(Stored data entries)
++++
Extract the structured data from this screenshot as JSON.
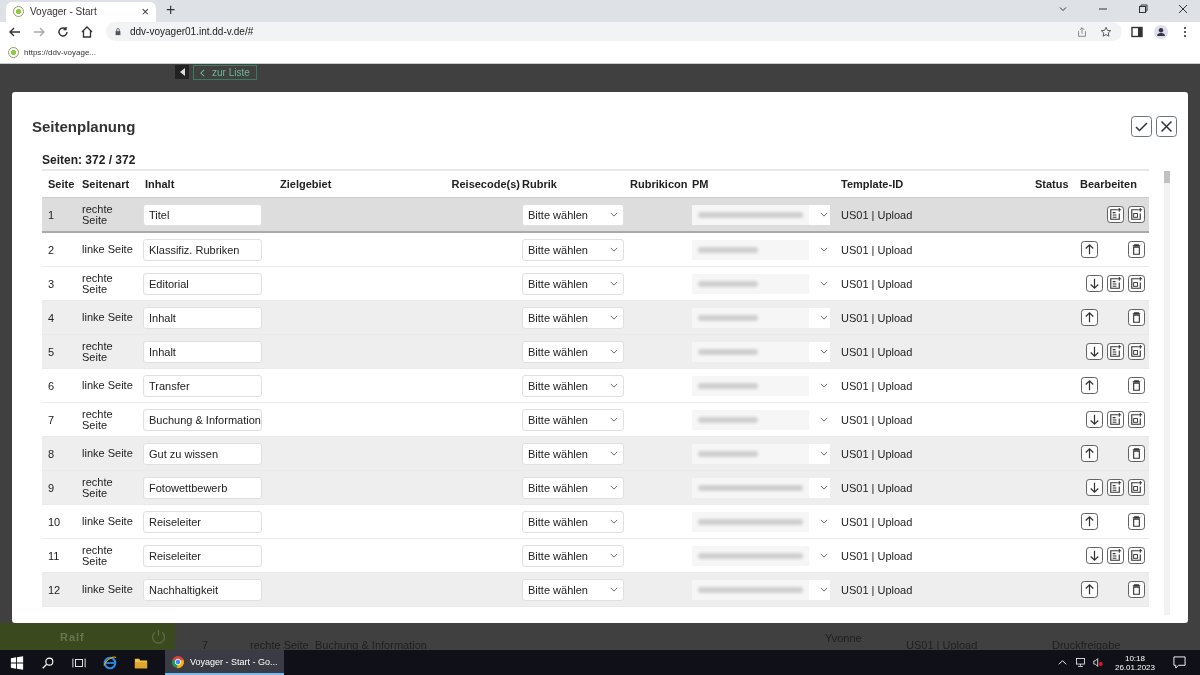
{
  "browser": {
    "tab_title": "Voyager - Start",
    "tab_close": "×",
    "new_tab": "+",
    "url": "ddv-voyager01.int.dd-v.de/#",
    "bookmark": "https://ddv-voyage..."
  },
  "background": {
    "back_button": "zur Liste",
    "user": "Ralf",
    "row": {
      "seite": "7",
      "seitenart": "rechte Seite",
      "inhalt": "Buchung & Information",
      "pm": "Yvonne",
      "template": "US01 | Upload",
      "status": "Druckfreigabe"
    }
  },
  "dialog": {
    "title": "Seitenplanung",
    "count": "Seiten: 372 / 372",
    "columns": [
      "Seite",
      "Seitenart",
      "Inhalt",
      "Zielgebiet",
      "Reisecode(s)",
      "Rubrik",
      "Rubrikicon",
      "PM",
      "Template-ID",
      "Status",
      "Bearbeiten"
    ],
    "rows": [
      {
        "seite": "1",
        "seitenart": "rechte Seite",
        "inhalt": "Titel",
        "rubrik": "Bitte wählen",
        "template": "US01 | Upload",
        "selected": true,
        "shaded": false,
        "actions": [
          {
            "kind": "add"
          },
          {
            "kind": "add-image"
          }
        ]
      },
      {
        "seite": "2",
        "seitenart": "linke Seite",
        "inhalt": "Klassifiz. Rubriken",
        "rubrik": "Bitte wählen",
        "template": "US01 | Upload",
        "selected": false,
        "shaded": false,
        "actions": [
          {
            "kind": "up"
          },
          {
            "kind": "delete"
          }
        ]
      },
      {
        "seite": "3",
        "seitenart": "rechte Seite",
        "inhalt": "Editorial",
        "rubrik": "Bitte wählen",
        "template": "US01 | Upload",
        "selected": false,
        "shaded": false,
        "actions": [
          {
            "kind": "down"
          },
          {
            "kind": "add"
          },
          {
            "kind": "add-image"
          }
        ]
      },
      {
        "seite": "4",
        "seitenart": "linke Seite",
        "inhalt": "Inhalt",
        "rubrik": "Bitte wählen",
        "template": "US01 | Upload",
        "selected": false,
        "shaded": true,
        "actions": [
          {
            "kind": "up"
          },
          {
            "kind": "delete"
          }
        ]
      },
      {
        "seite": "5",
        "seitenart": "rechte Seite",
        "inhalt": "Inhalt",
        "rubrik": "Bitte wählen",
        "template": "US01 | Upload",
        "selected": false,
        "shaded": true,
        "actions": [
          {
            "kind": "down"
          },
          {
            "kind": "add"
          },
          {
            "kind": "add-image"
          }
        ]
      },
      {
        "seite": "6",
        "seitenart": "linke Seite",
        "inhalt": "Transfer",
        "rubrik": "Bitte wählen",
        "template": "US01 | Upload",
        "selected": false,
        "shaded": false,
        "actions": [
          {
            "kind": "up"
          },
          {
            "kind": "delete"
          }
        ]
      },
      {
        "seite": "7",
        "seitenart": "rechte Seite",
        "inhalt": "Buchung & Information",
        "rubrik": "Bitte wählen",
        "template": "US01 | Upload",
        "selected": false,
        "shaded": false,
        "actions": [
          {
            "kind": "down"
          },
          {
            "kind": "add"
          },
          {
            "kind": "add-image"
          }
        ]
      },
      {
        "seite": "8",
        "seitenart": "linke Seite",
        "inhalt": "Gut zu wissen",
        "rubrik": "Bitte wählen",
        "template": "US01 | Upload",
        "selected": false,
        "shaded": true,
        "actions": [
          {
            "kind": "up"
          },
          {
            "kind": "delete"
          }
        ]
      },
      {
        "seite": "9",
        "seitenart": "rechte Seite",
        "inhalt": "Fotowettbewerb",
        "rubrik": "Bitte wählen",
        "template": "US01 | Upload",
        "selected": false,
        "shaded": true,
        "actions": [
          {
            "kind": "down"
          },
          {
            "kind": "add"
          },
          {
            "kind": "add-image"
          }
        ]
      },
      {
        "seite": "10",
        "seitenart": "linke Seite",
        "inhalt": "Reiseleiter",
        "rubrik": "Bitte wählen",
        "template": "US01 | Upload",
        "selected": false,
        "shaded": false,
        "actions": [
          {
            "kind": "up"
          },
          {
            "kind": "delete"
          }
        ]
      },
      {
        "seite": "11",
        "seitenart": "rechte Seite",
        "inhalt": "Reiseleiter",
        "rubrik": "Bitte wählen",
        "template": "US01 | Upload",
        "selected": false,
        "shaded": false,
        "actions": [
          {
            "kind": "down"
          },
          {
            "kind": "add"
          },
          {
            "kind": "add-image"
          }
        ]
      },
      {
        "seite": "12",
        "seitenart": "linke Seite",
        "inhalt": "Nachhaltigkeit",
        "rubrik": "Bitte wählen",
        "template": "US01 | Upload",
        "selected": false,
        "shaded": true,
        "actions": [
          {
            "kind": "up"
          },
          {
            "kind": "delete"
          }
        ]
      }
    ]
  },
  "taskbar": {
    "app": "Voyager - Start - Go...",
    "time": "10:18",
    "date": "26.01.2023"
  }
}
++++
THE EXERCISE:
Above are records to transcribe exactly; leave their pictures out.

WORKED ANSWER:
Extract the structured data from this screenshot as JSON.
{
  "browser": {
    "tab_title": "Voyager - Start",
    "tab_close": "×",
    "new_tab": "+",
    "url": "ddv-voyager01.int.dd-v.de/#",
    "bookmark": "https://ddv-voyage..."
  },
  "background": {
    "back_button": "zur Liste",
    "user": "Ralf",
    "row": {
      "seite": "7",
      "seitenart": "rechte Seite",
      "inhalt": "Buchung & Information",
      "pm": "Yvonne",
      "template": "US01 | Upload",
      "status": "Druckfreigabe"
    }
  },
  "dialog": {
    "title": "Seitenplanung",
    "count": "Seiten: 372 / 372",
    "columns": [
      "Seite",
      "Seitenart",
      "Inhalt",
      "Zielgebiet",
      "Reisecode(s)",
      "Rubrik",
      "Rubrikicon",
      "PM",
      "Template-ID",
      "Status",
      "Bearbeiten"
    ],
    "rows": [
      {
        "seite": "1",
        "seitenart": "rechte Seite",
        "inhalt": "Titel",
        "rubrik": "Bitte wählen",
        "template": "US01 | Upload",
        "selected": true,
        "shaded": false,
        "actions": [
          {
            "kind": "add"
          },
          {
            "kind": "add-image"
          }
        ]
      },
      {
        "seite": "2",
        "seitenart": "linke Seite",
        "inhalt": "Klassifiz. Rubriken",
        "rubrik": "Bitte wählen",
        "template": "US01 | Upload",
        "selected": false,
        "shaded": false,
        "actions": [
          {
            "kind": "up"
          },
          {
            "kind": "delete"
          }
        ]
      },
      {
        "seite": "3",
        "seitenart": "rechte Seite",
        "inhalt": "Editorial",
        "rubrik": "Bitte wählen",
        "template": "US01 | Upload",
        "selected": false,
        "shaded": false,
        "actions": [
          {
            "kind": "down"
          },
          {
            "kind": "add"
          },
          {
            "kind": "add-image"
          }
        ]
      },
      {
        "seite": "4",
        "seitenart": "linke Seite",
        "inhalt": "Inhalt",
        "rubrik": "Bitte wählen",
        "template": "US01 | Upload",
        "selected": false,
        "shaded": true,
        "actions": [
          {
            "kind": "up"
          },
          {
            "kind": "delete"
          }
        ]
      },
      {
        "seite": "5",
        "seitenart": "rechte Seite",
        "inhalt": "Inhalt",
        "rubrik": "Bitte wählen",
        "template": "US01 | Upload",
        "selected": false,
        "shaded": true,
        "actions": [
          {
            "kind": "down"
          },
          {
            "kind": "add"
          },
          {
            "kind": "add-image"
          }
        ]
      },
      {
        "seite": "6",
        "seitenart": "linke Seite",
        "inhalt": "Transfer",
        "rubrik": "Bitte wählen",
        "template": "US01 | Upload",
        "selected": false,
        "shaded": false,
        "actions": [
          {
            "kind": "up"
          },
          {
            "kind": "delete"
          }
        ]
      },
      {
        "seite": "7",
        "seitenart": "rechte Seite",
        "inhalt": "Buchung & Information",
        "rubrik": "Bitte wählen",
        "template": "US01 | Upload",
        "selected": false,
        "shaded": false,
        "actions": [
          {
            "kind": "down"
          },
          {
            "kind": "add"
          },
          {
            "kind": "add-image"
          }
        ]
      },
      {
        "seite": "8",
        "seitenart": "linke Seite",
        "inhalt": "Gut zu wissen",
        "rubrik": "Bitte wählen",
        "template": "US01 | Upload",
        "selected": false,
        "shaded": true,
        "actions": [
          {
            "kind": "up"
          },
          {
            "kind": "delete"
          }
        ]
      },
      {
        "seite": "9",
        "seitenart": "rechte Seite",
        "inhalt": "Fotowettbewerb",
        "rubrik": "Bitte wählen",
        "template": "US01 | Upload",
        "selected": false,
        "shaded": true,
        "actions": [
          {
            "kind": "down"
          },
          {
            "kind": "add"
          },
          {
            "kind": "add-image"
          }
        ]
      },
      {
        "seite": "10",
        "seitenart": "linke Seite",
        "inhalt": "Reiseleiter",
        "rubrik": "Bitte wählen",
        "template": "US01 | Upload",
        "selected": false,
        "shaded": false,
        "actions": [
          {
            "kind": "up"
          },
          {
            "kind": "delete"
          }
        ]
      },
      {
        "seite": "11",
        "seitenart": "rechte Seite",
        "inhalt": "Reiseleiter",
        "rubrik": "Bitte wählen",
        "template": "US01 | Upload",
        "selected": false,
        "shaded": false,
        "actions": [
          {
            "kind": "down"
          },
          {
            "kind": "add"
          },
          {
            "kind": "add-image"
          }
        ]
      },
      {
        "seite": "12",
        "seitenart": "linke Seite",
        "inhalt": "Nachhaltigkeit",
        "rubrik": "Bitte wählen",
        "template": "US01 | Upload",
        "selected": false,
        "shaded": true,
        "actions": [
          {
            "kind": "up"
          },
          {
            "kind": "delete"
          }
        ]
      }
    ]
  },
  "taskbar": {
    "app": "Voyager - Start - Go...",
    "time": "10:18",
    "date": "26.01.2023"
  }
}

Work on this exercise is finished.